**TASK INSTRUCTIONS**
Write out the listing below exactly, and omit any images you find in it.

**Source records**
###

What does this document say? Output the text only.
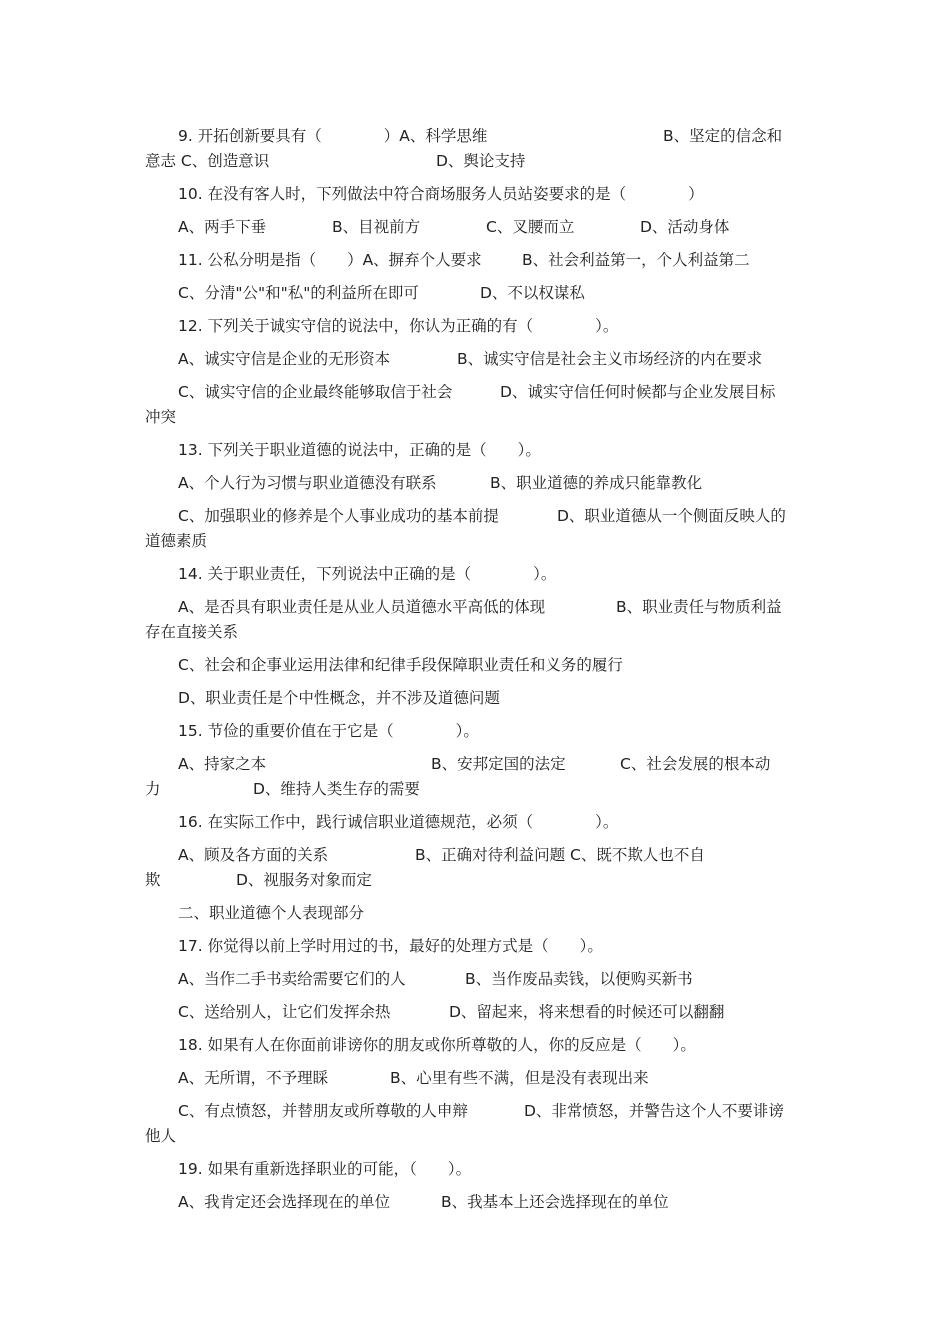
9. 开拓创新要具有（　　　　）A、科学思维	B、坚定的信念和
意志 C、创造意识	D、舆论支持
10. 在没有客人时，下列做法中符合商场服务人员站姿要求的是（　　　　）
A、两手下垂	B、目视前方	C、叉腰而立	D、活动身体
11. 公私分明是指（　　）A、摒弃个人要求	B、社会利益第一，个人利益第二
C、分清"公"和"私"的利益所在即可	D、不以权谋私
12. 下列关于诚实守信的说法中，你认为正确的有（　　　　）。
A、诚实守信是企业的无形资本	B、诚实守信是社会主义市场经济的内在要求
C、诚实守信的企业最终能够取信于社会	D、诚实守信任何时候都与企业发展目标
冲突
13. 下列关于职业道德的说法中，正确的是（　　）。
A、个人行为习惯与职业道德没有联系	B、职业道德的养成只能靠教化
C、加强职业的修养是个人事业成功的基本前提	D、职业道德从一个侧面反映人的
道德素质
14. 关于职业责任，下列说法中正确的是（　　　　）。
A、是否具有职业责任是从业人员道德水平高低的体现	B、职业责任与物质利益
存在直接关系
C、社会和企事业运用法律和纪律手段保障职业责任和义务的履行
D、职业责任是个中性概念，并不涉及道德问题
15. 节俭的重要价值在于它是（　　　　）。
A、持家之本	B、安邦定国的法定	C、社会发展的根本动
力	D、维持人类生存的需要
16. 在实际工作中，践行诚信职业道德规范，必须（　　　　）。
A、顾及各方面的关系	B、正确对待利益问题 C、既不欺人也不自
欺	D、视服务对象而定
二、职业道德个人表现部分
17. 你觉得以前上学时用过的书，最好的处理方式是（　　）。
A、当作二手书卖给需要它们的人	B、当作废品卖钱，以便购买新书
C、送给别人，让它们发挥余热	D、留起来，将来想看的时候还可以翻翻
18. 如果有人在你面前诽谤你的朋友或你所尊敬的人，你的反应是（　　）。
A、无所谓，不予理睬	B、心里有些不满，但是没有表现出来
C、有点愤怒，并替朋友或所尊敬的人申辩	D、非常愤怒，并警告这个人不要诽谤
他人
19. 如果有重新选择职业的可能，（　　）。
A、我肯定还会选择现在的单位	B、我基本上还会选择现在的单位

###

**RESULT**
What does this document say? Output the text only.
9. 开拓创新要具有（　　　　）A、科学思维	B、坚定的信念和
意志 C、创造意识	D、舆论支持
10. 在没有客人时，下列做法中符合商场服务人员站姿要求的是（　　　　）
A、两手下垂	B、目视前方	C、叉腰而立	D、活动身体
11. 公私分明是指（　　）A、摒弃个人要求	B、社会利益第一，个人利益第二
C、分清"公"和"私"的利益所在即可	D、不以权谋私
12. 下列关于诚实守信的说法中，你认为正确的有（　　　　）。
A、诚实守信是企业的无形资本	B、诚实守信是社会主义市场经济的内在要求
C、诚实守信的企业最终能够取信于社会	D、诚实守信任何时候都与企业发展目标
冲突
13. 下列关于职业道德的说法中，正确的是（　　）。
A、个人行为习惯与职业道德没有联系	B、职业道德的养成只能靠教化
C、加强职业的修养是个人事业成功的基本前提	D、职业道德从一个侧面反映人的
道德素质
14. 关于职业责任，下列说法中正确的是（　　　　）。
A、是否具有职业责任是从业人员道德水平高低的体现	B、职业责任与物质利益
存在直接关系
C、社会和企事业运用法律和纪律手段保障职业责任和义务的履行
D、职业责任是个中性概念，并不涉及道德问题
15. 节俭的重要价值在于它是（　　　　）。
A、持家之本	B、安邦定国的法定	C、社会发展的根本动
力	D、维持人类生存的需要
16. 在实际工作中，践行诚信职业道德规范，必须（　　　　）。
A、顾及各方面的关系	B、正确对待利益问题 C、既不欺人也不自
欺	D、视服务对象而定
二、职业道德个人表现部分
17. 你觉得以前上学时用过的书，最好的处理方式是（　　）。
A、当作二手书卖给需要它们的人	B、当作废品卖钱，以便购买新书
C、送给别人，让它们发挥余热	D、留起来，将来想看的时候还可以翻翻
18. 如果有人在你面前诽谤你的朋友或你所尊敬的人，你的反应是（　　）。
A、无所谓，不予理睬	B、心里有些不满，但是没有表现出来
C、有点愤怒，并替朋友或所尊敬的人申辩	D、非常愤怒，并警告这个人不要诽谤
他人
19. 如果有重新选择职业的可能，（　　）。
A、我肯定还会选择现在的单位	B、我基本上还会选择现在的单位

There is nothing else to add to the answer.